**MATERIAL PROVIDED:**

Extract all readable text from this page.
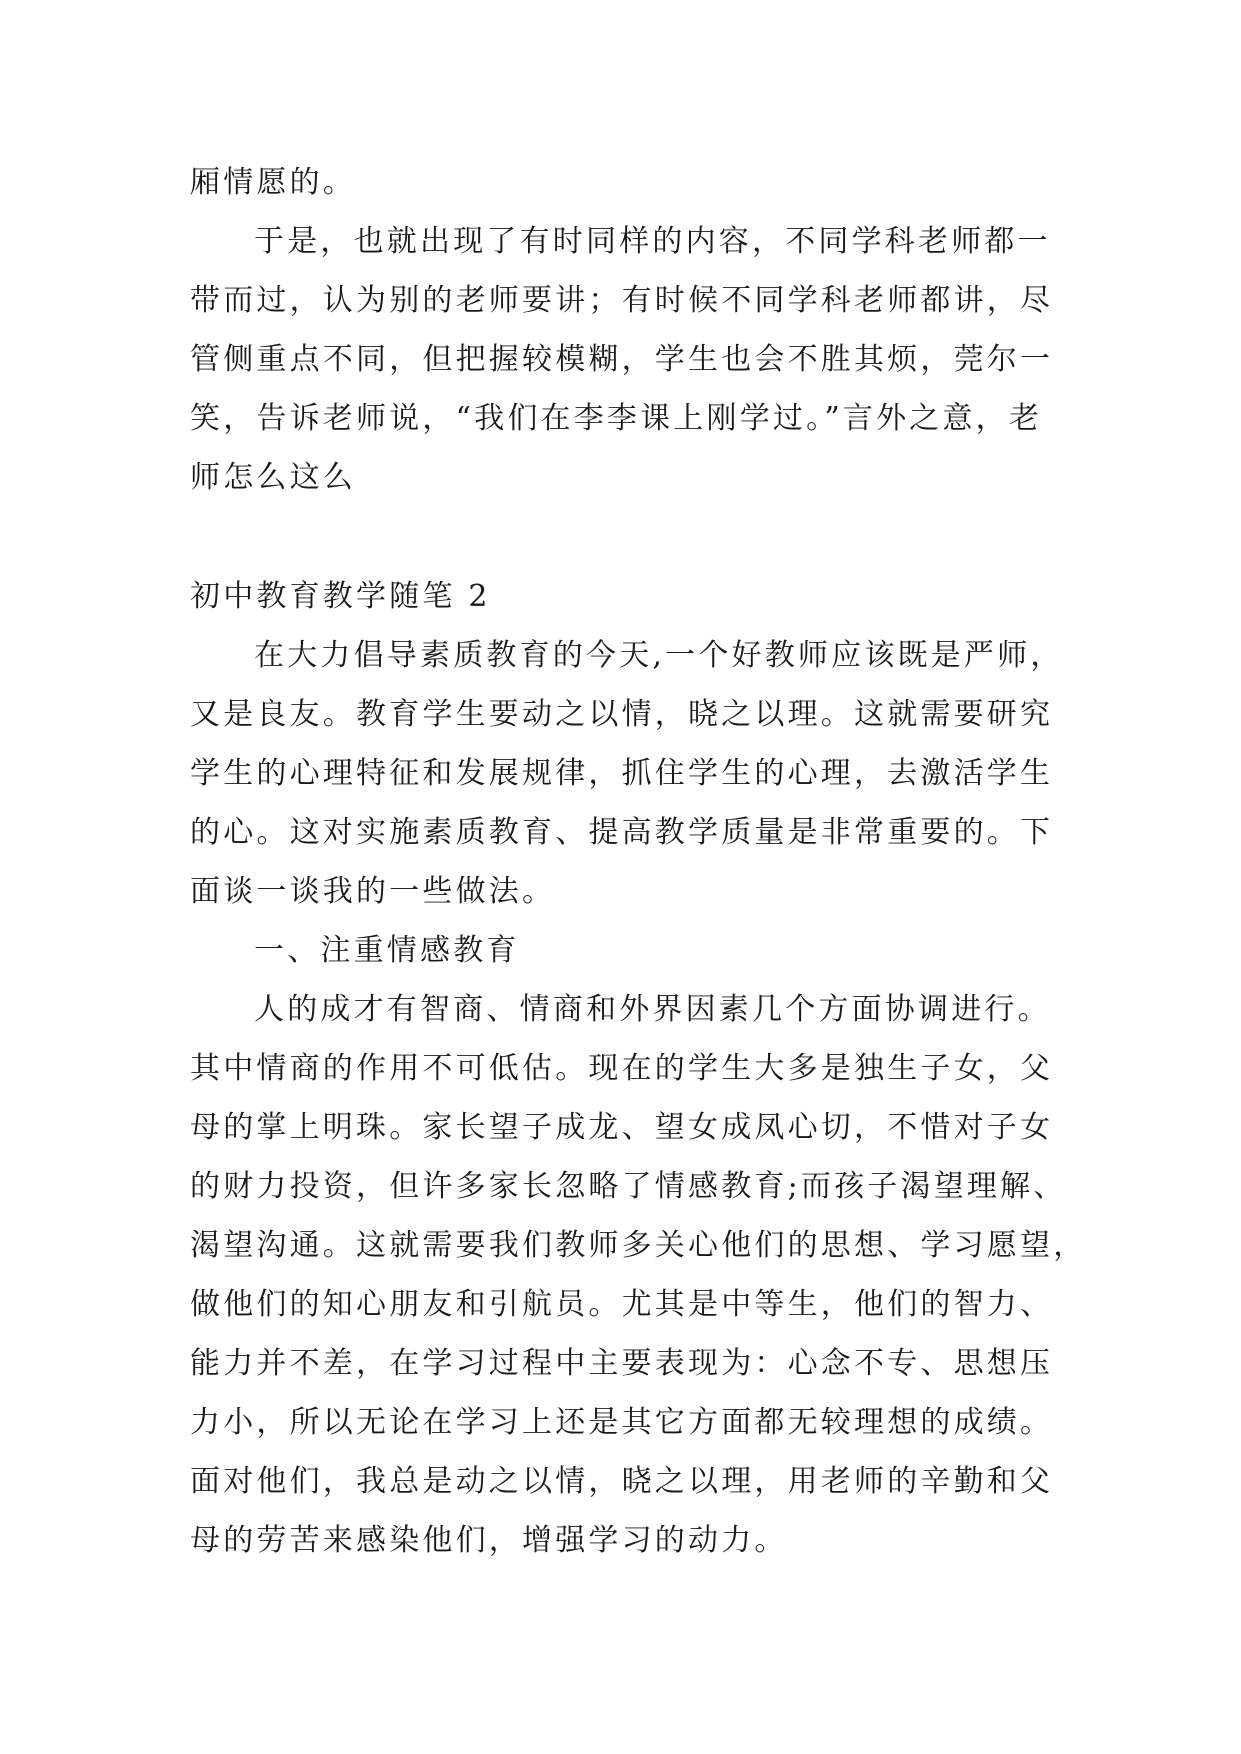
厢情愿的。
于是，也就出现了有时同样的内容，不同学科老师都一
带而过，认为别的老师要讲；有时候不同学科老师都讲，尽
管侧重点不同，但把握较模糊，学生也会不胜其烦，莞尔一
笑，告诉老师说，“我们在李李课上刚学过。”言外之意，老
师怎么这么
初中教育教学随笔 2
在大力倡导素质教育的今天,一个好教师应该既是严师，
又是良友。教育学生要动之以情，晓之以理。这就需要研究
学生的心理特征和发展规律，抓住学生的心理，去激活学生
的心。这对实施素质教育、提高教学质量是非常重要的。下
面谈一谈我的一些做法。
一、注重情感教育
人的成才有智商、情商和外界因素几个方面协调进行。
其中情商的作用不可低估。现在的学生大多是独生子女，父
母的掌上明珠。家长望子成龙、望女成凤心切，不惜对子女
的财力投资，但许多家长忽略了情感教育;而孩子渴望理解、
渴望沟通。这就需要我们教师多关心他们的思想、学习愿望，
做他们的知心朋友和引航员。尤其是中等生，他们的智力、
能力并不差，在学习过程中主要表现为：心念不专、思想压
力小，所以无论在学习上还是其它方面都无较理想的成绩。
面对他们，我总是动之以情，晓之以理，用老师的辛勤和父
母的劳苦来感染他们，增强学习的动力。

**AIM OF THE EXERCISE:** Gather each line from the entries above that includes the word "晓之以理".

**ANSWER:**
又是良友。教育学生要动之以情，晓之以理。这就需要研究
面对他们，我总是动之以情，晓之以理，用老师的辛勤和父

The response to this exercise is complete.